Your task |
Recast every line of the records below as a numbered list, omitting blank lines. Leave the pictures out of the answer.

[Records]
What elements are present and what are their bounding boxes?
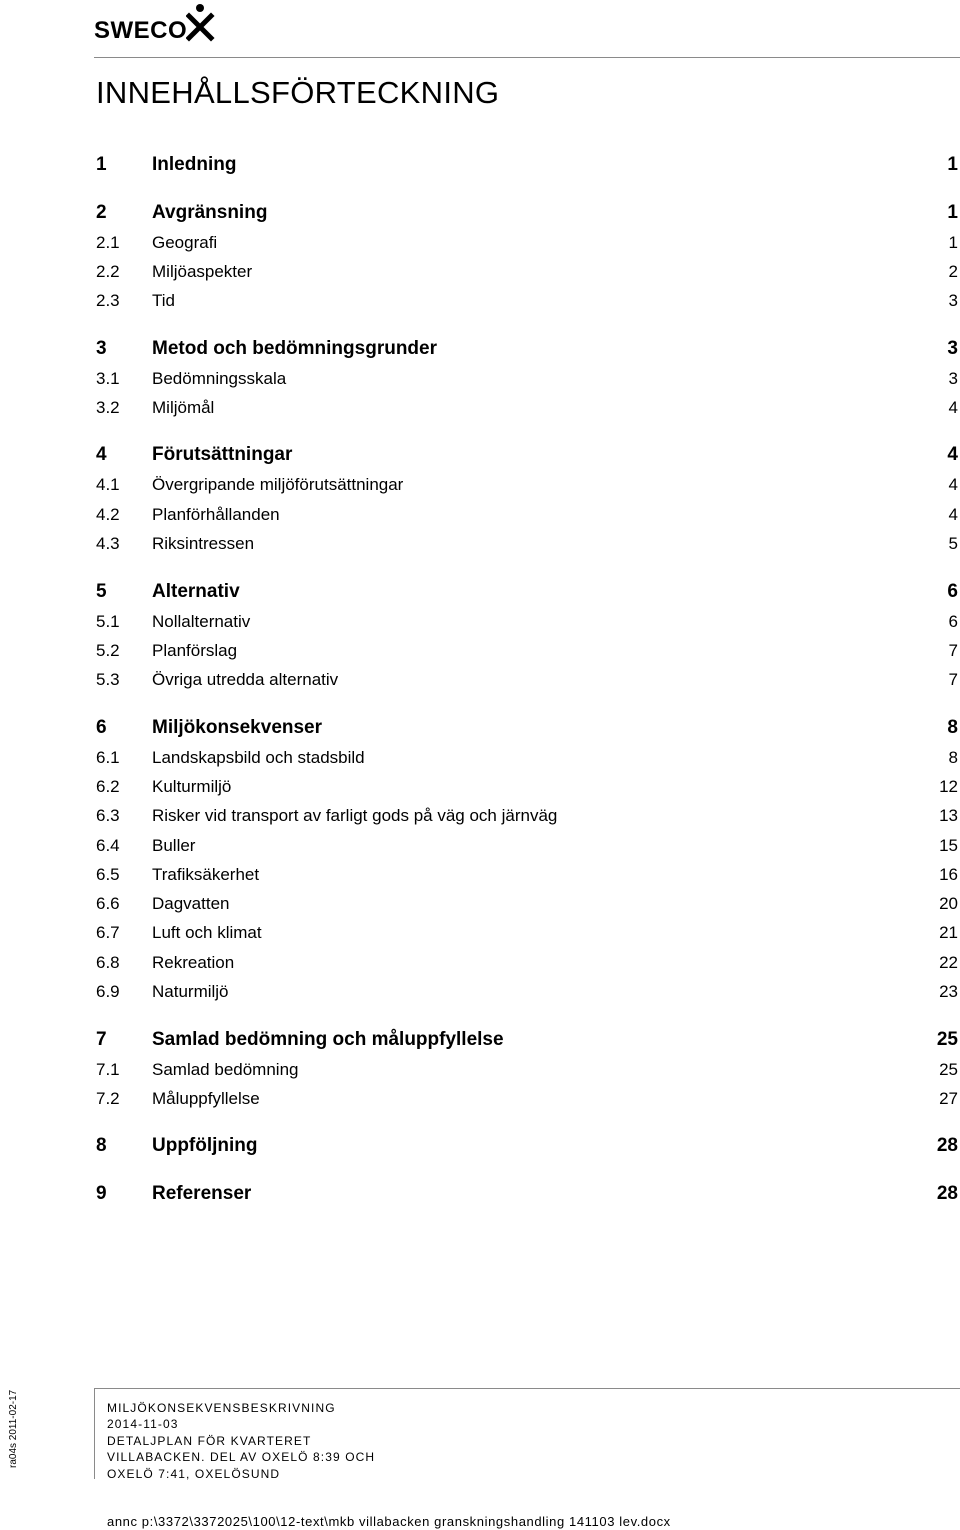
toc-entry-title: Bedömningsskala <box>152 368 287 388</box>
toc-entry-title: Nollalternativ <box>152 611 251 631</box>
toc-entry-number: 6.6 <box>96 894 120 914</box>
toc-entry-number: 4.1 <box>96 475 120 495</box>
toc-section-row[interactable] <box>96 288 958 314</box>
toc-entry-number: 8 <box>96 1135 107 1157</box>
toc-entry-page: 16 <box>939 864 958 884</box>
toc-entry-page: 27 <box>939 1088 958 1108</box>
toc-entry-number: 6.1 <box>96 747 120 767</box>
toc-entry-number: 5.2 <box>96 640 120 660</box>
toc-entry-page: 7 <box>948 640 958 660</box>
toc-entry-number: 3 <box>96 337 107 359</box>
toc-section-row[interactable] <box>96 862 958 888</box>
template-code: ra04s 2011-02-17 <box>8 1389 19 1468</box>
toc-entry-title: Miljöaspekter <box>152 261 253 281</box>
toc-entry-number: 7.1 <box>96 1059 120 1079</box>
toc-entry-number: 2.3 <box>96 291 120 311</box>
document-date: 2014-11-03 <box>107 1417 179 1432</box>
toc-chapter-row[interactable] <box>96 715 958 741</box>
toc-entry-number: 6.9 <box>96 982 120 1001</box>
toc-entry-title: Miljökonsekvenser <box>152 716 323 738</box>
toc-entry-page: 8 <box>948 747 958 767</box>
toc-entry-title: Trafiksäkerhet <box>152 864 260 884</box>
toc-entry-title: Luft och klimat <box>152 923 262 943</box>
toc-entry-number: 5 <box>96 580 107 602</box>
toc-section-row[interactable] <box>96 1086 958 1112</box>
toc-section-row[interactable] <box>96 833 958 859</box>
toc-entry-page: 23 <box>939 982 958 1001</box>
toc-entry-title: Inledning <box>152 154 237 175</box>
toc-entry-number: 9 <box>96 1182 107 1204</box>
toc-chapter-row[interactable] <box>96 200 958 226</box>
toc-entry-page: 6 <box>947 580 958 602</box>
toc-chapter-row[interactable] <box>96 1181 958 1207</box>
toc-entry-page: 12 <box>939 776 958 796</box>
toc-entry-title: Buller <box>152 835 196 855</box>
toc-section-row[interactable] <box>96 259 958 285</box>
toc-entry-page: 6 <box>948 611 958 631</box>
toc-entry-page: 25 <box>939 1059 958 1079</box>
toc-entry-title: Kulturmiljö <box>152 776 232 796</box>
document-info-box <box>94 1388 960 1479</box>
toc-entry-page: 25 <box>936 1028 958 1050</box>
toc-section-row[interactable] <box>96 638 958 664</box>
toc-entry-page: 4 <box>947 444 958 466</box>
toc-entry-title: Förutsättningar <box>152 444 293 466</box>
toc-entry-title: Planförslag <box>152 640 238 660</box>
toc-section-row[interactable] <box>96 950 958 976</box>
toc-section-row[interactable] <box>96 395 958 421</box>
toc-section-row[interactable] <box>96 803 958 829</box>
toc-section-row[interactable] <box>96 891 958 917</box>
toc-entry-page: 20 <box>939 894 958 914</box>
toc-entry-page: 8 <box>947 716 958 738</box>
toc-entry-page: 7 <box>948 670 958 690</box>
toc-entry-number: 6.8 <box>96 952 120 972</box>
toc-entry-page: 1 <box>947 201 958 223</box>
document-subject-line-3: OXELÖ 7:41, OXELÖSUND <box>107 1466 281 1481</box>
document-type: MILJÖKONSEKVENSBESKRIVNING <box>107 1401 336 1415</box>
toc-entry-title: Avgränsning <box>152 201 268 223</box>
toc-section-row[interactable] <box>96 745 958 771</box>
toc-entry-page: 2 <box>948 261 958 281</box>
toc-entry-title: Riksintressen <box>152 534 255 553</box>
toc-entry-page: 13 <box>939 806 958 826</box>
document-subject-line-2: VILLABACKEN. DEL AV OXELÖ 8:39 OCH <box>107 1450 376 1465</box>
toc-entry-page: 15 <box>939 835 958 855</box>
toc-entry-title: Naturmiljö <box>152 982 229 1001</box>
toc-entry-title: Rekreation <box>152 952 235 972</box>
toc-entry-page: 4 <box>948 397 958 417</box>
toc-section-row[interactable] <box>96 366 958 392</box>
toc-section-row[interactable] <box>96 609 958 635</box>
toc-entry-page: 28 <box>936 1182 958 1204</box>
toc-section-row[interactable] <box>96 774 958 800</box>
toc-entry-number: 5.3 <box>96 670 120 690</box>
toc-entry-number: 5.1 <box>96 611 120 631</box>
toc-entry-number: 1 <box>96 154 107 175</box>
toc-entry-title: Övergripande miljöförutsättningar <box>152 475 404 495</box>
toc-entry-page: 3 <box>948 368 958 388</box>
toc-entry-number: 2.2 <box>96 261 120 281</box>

Answer below |
1. What elements are present and what are their bounding boxes?
2. toc-entry-title: Bedömningsskala <box>152 368 287 388</box>
3. toc-entry-title: Nollalternativ <box>152 611 251 631</box>
4. toc-entry-number: 6.6 <box>96 894 120 914</box>
5. toc-entry-number: 4.1 <box>96 475 120 495</box>
6. toc-section-row[interactable] <box>96 288 958 314</box>
7. toc-entry-number: 8 <box>96 1135 107 1157</box>
8. toc-entry-page: 16 <box>939 864 958 884</box>
9. toc-entry-page: 27 <box>939 1088 958 1108</box>
10. toc-entry-number: 6.1 <box>96 747 120 767</box>
11. toc-entry-number: 5.2 <box>96 640 120 660</box>
12. toc-entry-page: 7 <box>948 640 958 660</box>
13. toc-entry-number: 3 <box>96 337 107 359</box>
14. toc-section-row[interactable] <box>96 862 958 888</box>
15. template-code: ra04s 2011-02-17 <box>8 1389 19 1468</box>
16. toc-entry-title: Miljöaspekter <box>152 261 253 281</box>
17. toc-entry-number: 7.1 <box>96 1059 120 1079</box>
18. toc-entry-number: 2.3 <box>96 291 120 311</box>
19. document-date: 2014-11-03 <box>107 1417 179 1432</box>
20. toc-chapter-row[interactable] <box>96 715 958 741</box>
21. toc-entry-number: 6.9 <box>96 982 120 1001</box>
22. toc-entry-title: Miljökonsekvenser <box>152 716 323 738</box>
23. toc-entry-page: 8 <box>948 747 958 767</box>
24. toc-entry-title: Trafiksäkerhet <box>152 864 260 884</box>
25. toc-entry-title: Luft och klimat <box>152 923 262 943</box>
26. toc-entry-number: 5 <box>96 580 107 602</box>
27. toc-section-row[interactable] <box>96 1086 958 1112</box>
28. toc-section-row[interactable] <box>96 833 958 859</box>
29. toc-entry-page: 23 <box>939 982 958 1001</box>
30. toc-entry-title: Inledning <box>152 154 237 175</box>
31. toc-entry-number: 9 <box>96 1182 107 1204</box>
32. toc-chapter-row[interactable] <box>96 200 958 226</box>
33. toc-entry-page: 6 <box>947 580 958 602</box>
34. toc-chapter-row[interactable] <box>96 1181 958 1207</box>
35. toc-entry-page: 12 <box>939 776 958 796</box>
36. toc-entry-title: Buller <box>152 835 196 855</box>
37. toc-section-row[interactable] <box>96 259 958 285</box>
38. toc-entry-page: 6 <box>948 611 958 631</box>
39. toc-entry-page: 25 <box>939 1059 958 1079</box>
40. toc-entry-title: Kulturmiljö <box>152 776 232 796</box>
41. document-info-box <box>94 1388 960 1479</box>
42. toc-entry-page: 25 <box>936 1028 958 1050</box>
43. toc-section-row[interactable] <box>96 638 958 664</box>
44. toc-entry-page: 4 <box>947 444 958 466</box>
45. toc-entry-title: Förutsättningar <box>152 444 293 466</box>
46. toc-entry-title: Planförslag <box>152 640 238 660</box>
47. toc-section-row[interactable] <box>96 950 958 976</box>
48. toc-section-row[interactable] <box>96 395 958 421</box>
49. toc-section-row[interactable] <box>96 803 958 829</box>
50. toc-section-row[interactable] <box>96 891 958 917</box>
51. toc-entry-page: 20 <box>939 894 958 914</box>
52. toc-entry-page: 8 <box>947 716 958 738</box>
53. toc-entry-page: 7 <box>948 670 958 690</box>
54. toc-entry-number: 6.8 <box>96 952 120 972</box>
55. toc-entry-page: 1 <box>947 201 958 223</box>
56. document-subject-line-3: OXELÖ 7:41, OXELÖSUND <box>107 1466 281 1481</box>
57. document-type: MILJÖKONSEKVENSBESKRIVNING <box>107 1401 336 1415</box>
58. toc-entry-title: Avgränsning <box>152 201 268 223</box>
59. toc-section-row[interactable] <box>96 745 958 771</box>
60. toc-entry-page: 2 <box>948 261 958 281</box>
61. toc-entry-title: Riksintressen <box>152 534 255 553</box>
62. toc-entry-page: 13 <box>939 806 958 826</box>
63. document-subject-line-2: VILLABACKEN. DEL AV OXELÖ 8:39 OCH <box>107 1450 376 1465</box>
64. toc-entry-page: 15 <box>939 835 958 855</box>
65. toc-entry-title: Naturmiljö <box>152 982 229 1001</box>
66. toc-entry-title: Rekreation <box>152 952 235 972</box>
67. toc-entry-page: 4 <box>948 397 958 417</box>
68. toc-section-row[interactable] <box>96 366 958 392</box>
69. toc-section-row[interactable] <box>96 609 958 635</box>
70. toc-entry-page: 28 <box>936 1182 958 1204</box>
71. toc-section-row[interactable] <box>96 774 958 800</box>
72. toc-entry-number: 5.3 <box>96 670 120 690</box>
73. toc-entry-number: 5.1 <box>96 611 120 631</box>
74. toc-entry-number: 1 <box>96 154 107 175</box>
75. toc-entry-title: Övergripande miljöförutsättningar <box>152 475 404 495</box>
76. toc-entry-page: 3 <box>948 368 958 388</box>
77. toc-entry-number: 2.2 <box>96 261 120 281</box>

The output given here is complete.